#### What you should do
Exactly reproduce the lines from the line that has "Output a JSON" down to the last line of the entries, inclusive.

#### Stored records
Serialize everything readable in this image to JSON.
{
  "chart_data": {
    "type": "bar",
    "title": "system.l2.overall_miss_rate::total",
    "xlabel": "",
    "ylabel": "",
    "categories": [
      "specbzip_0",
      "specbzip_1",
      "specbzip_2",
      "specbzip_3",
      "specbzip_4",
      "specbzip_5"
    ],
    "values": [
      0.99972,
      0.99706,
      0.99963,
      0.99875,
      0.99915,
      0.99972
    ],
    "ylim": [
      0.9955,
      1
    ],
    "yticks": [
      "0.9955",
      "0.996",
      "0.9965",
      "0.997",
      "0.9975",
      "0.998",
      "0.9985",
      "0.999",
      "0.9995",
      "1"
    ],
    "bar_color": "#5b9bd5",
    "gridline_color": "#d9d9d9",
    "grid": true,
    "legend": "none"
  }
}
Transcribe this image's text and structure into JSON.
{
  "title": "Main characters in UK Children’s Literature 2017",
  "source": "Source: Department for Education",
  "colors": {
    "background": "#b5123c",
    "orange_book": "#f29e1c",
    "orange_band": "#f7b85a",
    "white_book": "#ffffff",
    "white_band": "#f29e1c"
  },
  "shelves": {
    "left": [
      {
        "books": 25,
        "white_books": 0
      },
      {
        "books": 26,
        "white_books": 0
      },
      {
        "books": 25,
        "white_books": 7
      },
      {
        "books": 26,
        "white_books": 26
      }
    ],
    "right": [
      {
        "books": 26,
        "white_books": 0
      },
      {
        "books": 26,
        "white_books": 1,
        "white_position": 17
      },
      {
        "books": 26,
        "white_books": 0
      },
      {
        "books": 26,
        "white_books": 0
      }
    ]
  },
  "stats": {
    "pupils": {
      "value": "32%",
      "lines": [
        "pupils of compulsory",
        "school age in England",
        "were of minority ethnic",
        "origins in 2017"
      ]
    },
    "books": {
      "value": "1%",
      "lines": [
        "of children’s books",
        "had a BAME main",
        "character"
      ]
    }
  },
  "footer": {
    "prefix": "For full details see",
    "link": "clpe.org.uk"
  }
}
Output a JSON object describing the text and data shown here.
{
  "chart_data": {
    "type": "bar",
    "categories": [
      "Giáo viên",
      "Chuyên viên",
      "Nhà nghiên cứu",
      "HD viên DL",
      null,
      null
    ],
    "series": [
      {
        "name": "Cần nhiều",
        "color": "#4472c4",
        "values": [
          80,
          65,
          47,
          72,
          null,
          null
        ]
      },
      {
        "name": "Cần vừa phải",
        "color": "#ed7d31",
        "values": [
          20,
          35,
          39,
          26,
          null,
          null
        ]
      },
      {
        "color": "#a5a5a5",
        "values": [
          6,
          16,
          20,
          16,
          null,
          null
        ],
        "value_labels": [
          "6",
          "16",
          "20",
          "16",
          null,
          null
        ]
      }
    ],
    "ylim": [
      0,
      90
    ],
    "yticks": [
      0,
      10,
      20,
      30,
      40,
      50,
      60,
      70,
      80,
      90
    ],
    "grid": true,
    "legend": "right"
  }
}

#### Task answer
Output a JSON object describing the text and data shown here.
{
  "chart_data": {
    "type": "bar",
    "categories": [
      "Giáo viên",
      "Chuyên viên",
      "Nhà nghiên cứu",
      "HD viên DL",
      null,
      null
    ],
    "series": [
      {
        "name": "Cần nhiều",
        "color": "#4472c4",
        "values": [
          80,
          65,
          47,
          72,
          null,
          null
        ]
      },
      {
        "name": "Cần vừa phải",
        "color": "#ed7d31",
        "values": [
          20,
          35,
          39,
          26,
          null,
          null
        ]
      },
      {
        "color": "#a5a5a5",
        "values": [
          6,
          16,
          20,
          16,
          null,
          null
        ],
        "value_labels": [
          "6",
          "16",
          "20",
          "16",
          null,
          null
        ]
      }
    ],
    "ylim": [
      0,
      90
    ],
    "yticks": [
      0,
      10,
      20,
      30,
      40,
      50,
      60,
      70,
      80,
      90
    ],
    "grid": true,
    "legend": "right"
  }
}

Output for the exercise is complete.